◆ Instructions to follow
Reproduce each line bearing the word "Наименование".

Items from a data source:
--- --- ---

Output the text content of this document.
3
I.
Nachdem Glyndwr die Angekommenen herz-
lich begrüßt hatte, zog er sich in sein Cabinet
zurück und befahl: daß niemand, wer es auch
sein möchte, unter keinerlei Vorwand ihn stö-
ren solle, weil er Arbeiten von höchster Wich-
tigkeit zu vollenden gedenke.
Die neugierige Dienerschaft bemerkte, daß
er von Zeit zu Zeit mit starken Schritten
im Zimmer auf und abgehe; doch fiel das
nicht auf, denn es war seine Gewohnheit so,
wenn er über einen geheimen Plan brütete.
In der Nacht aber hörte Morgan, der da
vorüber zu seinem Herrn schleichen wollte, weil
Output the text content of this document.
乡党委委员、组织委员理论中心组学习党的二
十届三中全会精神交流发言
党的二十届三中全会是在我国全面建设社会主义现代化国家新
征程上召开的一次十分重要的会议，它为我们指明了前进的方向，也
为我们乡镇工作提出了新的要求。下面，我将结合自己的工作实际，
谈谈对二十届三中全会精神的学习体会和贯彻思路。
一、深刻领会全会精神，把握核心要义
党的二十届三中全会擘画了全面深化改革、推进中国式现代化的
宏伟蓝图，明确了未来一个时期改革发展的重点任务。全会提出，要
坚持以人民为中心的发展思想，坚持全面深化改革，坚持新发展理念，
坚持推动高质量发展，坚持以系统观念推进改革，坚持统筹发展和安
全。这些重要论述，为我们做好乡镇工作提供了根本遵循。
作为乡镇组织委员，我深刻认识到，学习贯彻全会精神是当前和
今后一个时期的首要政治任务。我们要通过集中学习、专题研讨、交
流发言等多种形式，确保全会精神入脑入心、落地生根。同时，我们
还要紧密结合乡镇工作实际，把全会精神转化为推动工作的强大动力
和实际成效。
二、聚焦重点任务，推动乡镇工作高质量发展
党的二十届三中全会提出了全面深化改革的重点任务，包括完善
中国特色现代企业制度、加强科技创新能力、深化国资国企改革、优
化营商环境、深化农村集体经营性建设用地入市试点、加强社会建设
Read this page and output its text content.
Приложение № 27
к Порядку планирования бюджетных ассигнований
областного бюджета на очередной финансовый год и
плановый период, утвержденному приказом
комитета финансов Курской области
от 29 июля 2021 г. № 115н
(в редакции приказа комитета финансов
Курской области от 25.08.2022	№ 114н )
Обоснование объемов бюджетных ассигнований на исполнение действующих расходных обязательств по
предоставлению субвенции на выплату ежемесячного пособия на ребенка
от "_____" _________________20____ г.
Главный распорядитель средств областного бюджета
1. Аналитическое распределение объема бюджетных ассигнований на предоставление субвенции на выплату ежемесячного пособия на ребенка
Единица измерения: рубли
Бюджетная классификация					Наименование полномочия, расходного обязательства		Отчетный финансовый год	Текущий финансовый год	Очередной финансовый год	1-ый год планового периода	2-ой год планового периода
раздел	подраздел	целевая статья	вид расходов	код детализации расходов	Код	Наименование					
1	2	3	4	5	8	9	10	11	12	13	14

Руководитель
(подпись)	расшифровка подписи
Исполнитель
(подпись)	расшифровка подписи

--- --- ---

◆ Response for this exercise
Бюджетная классификация					Наименование полномочия, расходного обязательства		Отчетный финансовый год	Текущий финансовый год	Очередной финансовый год	1-ый год планового периода	2-ой год планового периода
раздел	подраздел	целевая статья	вид расходов	код детализации расходов	Код	Наименование					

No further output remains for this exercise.